===== DATA ROWS =====
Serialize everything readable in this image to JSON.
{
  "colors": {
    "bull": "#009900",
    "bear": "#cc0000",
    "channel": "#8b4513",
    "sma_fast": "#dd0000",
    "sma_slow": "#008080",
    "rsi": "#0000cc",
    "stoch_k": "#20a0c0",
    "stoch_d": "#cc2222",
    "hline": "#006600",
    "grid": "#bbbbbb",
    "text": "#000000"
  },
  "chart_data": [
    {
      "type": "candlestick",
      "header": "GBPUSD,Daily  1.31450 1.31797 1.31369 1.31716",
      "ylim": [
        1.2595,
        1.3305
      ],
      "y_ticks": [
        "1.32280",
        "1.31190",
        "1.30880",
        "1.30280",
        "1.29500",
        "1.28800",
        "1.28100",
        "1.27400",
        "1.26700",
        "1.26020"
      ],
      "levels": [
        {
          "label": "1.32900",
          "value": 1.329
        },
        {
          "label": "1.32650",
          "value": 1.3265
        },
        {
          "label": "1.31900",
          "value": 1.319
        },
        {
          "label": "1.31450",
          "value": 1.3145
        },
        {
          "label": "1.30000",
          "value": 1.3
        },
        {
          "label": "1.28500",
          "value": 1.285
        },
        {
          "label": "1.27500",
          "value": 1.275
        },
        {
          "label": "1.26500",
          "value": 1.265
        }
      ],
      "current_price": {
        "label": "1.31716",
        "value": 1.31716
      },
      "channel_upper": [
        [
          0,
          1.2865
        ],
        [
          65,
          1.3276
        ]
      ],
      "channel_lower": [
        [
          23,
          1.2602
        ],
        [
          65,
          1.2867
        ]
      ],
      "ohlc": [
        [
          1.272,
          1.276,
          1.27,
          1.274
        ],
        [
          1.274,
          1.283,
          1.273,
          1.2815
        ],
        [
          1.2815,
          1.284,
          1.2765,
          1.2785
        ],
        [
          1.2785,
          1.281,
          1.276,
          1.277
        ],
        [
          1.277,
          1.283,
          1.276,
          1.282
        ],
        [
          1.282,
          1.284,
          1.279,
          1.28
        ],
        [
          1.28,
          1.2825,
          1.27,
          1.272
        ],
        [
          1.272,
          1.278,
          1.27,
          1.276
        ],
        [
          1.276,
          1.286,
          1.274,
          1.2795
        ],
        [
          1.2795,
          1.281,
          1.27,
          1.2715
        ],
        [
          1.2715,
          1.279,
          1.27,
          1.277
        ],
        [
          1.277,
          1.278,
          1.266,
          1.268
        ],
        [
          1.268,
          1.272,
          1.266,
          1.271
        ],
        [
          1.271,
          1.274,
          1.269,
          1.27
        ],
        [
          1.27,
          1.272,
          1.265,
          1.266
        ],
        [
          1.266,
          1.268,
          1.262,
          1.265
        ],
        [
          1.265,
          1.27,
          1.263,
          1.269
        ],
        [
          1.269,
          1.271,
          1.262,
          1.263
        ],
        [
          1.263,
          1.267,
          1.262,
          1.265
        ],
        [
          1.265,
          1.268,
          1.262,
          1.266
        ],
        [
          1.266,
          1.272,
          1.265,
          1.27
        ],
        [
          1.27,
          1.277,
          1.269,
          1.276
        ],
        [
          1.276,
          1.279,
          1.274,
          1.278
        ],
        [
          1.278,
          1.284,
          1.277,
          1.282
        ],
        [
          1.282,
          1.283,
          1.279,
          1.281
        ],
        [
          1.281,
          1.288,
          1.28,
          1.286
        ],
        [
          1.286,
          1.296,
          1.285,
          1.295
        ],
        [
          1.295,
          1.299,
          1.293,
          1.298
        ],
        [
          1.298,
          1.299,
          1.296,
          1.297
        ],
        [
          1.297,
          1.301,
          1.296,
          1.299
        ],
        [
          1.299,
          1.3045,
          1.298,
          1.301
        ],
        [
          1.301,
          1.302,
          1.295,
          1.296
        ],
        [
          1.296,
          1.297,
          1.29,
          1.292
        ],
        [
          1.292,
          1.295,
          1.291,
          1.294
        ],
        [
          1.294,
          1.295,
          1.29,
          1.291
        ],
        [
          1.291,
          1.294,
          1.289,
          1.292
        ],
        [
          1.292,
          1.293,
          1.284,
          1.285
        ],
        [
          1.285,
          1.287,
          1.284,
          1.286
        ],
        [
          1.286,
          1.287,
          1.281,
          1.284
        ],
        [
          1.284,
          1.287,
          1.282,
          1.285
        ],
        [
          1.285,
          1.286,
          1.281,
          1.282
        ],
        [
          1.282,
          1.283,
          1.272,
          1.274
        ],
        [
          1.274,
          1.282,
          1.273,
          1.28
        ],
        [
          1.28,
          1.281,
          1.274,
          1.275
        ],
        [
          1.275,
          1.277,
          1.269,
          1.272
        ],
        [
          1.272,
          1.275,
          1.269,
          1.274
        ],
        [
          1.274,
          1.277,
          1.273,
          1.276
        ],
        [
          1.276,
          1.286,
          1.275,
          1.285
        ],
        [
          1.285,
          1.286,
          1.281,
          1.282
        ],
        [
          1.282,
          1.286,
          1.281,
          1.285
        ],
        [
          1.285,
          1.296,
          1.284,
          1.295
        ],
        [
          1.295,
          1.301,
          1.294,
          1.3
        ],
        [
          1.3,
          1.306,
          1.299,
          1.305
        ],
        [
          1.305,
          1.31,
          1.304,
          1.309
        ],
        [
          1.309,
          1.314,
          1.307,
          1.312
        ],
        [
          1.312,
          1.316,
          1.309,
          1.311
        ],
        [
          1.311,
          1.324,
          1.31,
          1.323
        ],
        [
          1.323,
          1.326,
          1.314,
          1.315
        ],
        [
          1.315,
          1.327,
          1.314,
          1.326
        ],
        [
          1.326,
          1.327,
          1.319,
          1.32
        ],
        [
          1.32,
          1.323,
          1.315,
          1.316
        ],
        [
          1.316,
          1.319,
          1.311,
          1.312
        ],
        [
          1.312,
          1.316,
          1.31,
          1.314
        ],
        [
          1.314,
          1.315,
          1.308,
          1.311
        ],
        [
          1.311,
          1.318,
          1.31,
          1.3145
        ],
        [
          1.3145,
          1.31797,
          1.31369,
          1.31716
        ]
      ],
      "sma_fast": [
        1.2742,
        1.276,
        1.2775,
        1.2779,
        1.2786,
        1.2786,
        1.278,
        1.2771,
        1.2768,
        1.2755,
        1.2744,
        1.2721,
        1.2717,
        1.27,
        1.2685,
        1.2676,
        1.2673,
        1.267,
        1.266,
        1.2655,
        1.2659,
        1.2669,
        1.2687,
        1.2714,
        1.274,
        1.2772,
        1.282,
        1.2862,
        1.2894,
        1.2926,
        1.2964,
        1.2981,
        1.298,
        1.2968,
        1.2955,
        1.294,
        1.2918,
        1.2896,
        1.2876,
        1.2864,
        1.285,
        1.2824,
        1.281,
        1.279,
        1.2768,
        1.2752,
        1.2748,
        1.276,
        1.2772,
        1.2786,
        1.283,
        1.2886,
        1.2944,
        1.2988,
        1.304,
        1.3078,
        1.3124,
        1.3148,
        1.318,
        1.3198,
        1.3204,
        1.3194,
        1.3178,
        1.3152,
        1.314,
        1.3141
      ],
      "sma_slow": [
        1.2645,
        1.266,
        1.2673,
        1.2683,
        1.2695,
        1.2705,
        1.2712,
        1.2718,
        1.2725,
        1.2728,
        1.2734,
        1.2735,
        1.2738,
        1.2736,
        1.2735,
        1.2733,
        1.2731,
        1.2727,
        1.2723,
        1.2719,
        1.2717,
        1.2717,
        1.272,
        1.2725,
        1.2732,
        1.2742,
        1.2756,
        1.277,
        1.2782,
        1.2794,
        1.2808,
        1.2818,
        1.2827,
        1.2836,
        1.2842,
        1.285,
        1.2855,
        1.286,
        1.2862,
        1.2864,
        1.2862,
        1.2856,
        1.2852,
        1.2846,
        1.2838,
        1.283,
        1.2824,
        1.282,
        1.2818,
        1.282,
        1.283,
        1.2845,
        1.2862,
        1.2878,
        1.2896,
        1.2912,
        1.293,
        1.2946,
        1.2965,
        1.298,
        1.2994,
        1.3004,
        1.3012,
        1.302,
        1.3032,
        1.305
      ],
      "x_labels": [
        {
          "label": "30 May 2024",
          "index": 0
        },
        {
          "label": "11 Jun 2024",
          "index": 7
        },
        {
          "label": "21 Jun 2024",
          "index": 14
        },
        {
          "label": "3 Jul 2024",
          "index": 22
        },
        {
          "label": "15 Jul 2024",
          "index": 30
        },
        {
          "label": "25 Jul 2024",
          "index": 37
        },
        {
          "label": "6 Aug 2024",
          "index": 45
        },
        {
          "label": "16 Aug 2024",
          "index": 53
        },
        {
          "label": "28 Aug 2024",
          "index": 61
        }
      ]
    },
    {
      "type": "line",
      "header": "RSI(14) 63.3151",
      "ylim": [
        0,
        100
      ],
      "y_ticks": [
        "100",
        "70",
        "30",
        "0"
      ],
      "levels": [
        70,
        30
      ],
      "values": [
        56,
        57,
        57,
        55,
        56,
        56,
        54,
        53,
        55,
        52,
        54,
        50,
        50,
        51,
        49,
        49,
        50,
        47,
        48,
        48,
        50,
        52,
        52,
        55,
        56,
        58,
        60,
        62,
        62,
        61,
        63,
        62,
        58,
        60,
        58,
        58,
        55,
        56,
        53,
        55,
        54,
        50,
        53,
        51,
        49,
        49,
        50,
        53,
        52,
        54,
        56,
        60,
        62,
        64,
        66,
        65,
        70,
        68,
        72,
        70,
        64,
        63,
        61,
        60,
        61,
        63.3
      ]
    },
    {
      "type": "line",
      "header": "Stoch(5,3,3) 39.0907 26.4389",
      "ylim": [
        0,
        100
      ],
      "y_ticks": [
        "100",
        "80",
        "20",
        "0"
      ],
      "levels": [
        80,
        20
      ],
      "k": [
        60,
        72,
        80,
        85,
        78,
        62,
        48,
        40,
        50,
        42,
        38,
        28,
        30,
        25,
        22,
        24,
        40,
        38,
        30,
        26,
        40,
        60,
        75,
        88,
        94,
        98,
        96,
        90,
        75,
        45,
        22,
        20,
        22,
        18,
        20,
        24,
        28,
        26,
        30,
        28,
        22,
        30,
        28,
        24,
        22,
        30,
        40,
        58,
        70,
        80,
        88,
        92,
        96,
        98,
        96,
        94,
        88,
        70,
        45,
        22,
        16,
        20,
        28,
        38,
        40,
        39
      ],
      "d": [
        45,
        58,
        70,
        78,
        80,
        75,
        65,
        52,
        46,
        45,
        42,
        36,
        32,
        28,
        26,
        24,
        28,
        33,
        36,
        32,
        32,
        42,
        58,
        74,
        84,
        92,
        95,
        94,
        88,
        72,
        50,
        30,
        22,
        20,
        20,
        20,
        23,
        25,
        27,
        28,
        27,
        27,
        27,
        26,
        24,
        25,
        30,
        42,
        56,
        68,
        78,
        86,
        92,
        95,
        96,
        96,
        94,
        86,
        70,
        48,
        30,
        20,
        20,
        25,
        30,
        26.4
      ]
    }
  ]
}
=====
BRIEF: Take every line from the records above that has the word "header" and copy it.

RESULT FOR THIS TASK:
      "header": "GBPUSD,Daily  1.31450 1.31797 1.31369 1.31716",
      "header": "RSI(14) 63.3151",
      "header": "Stoch(5,3,3) 39.0907 26.4389",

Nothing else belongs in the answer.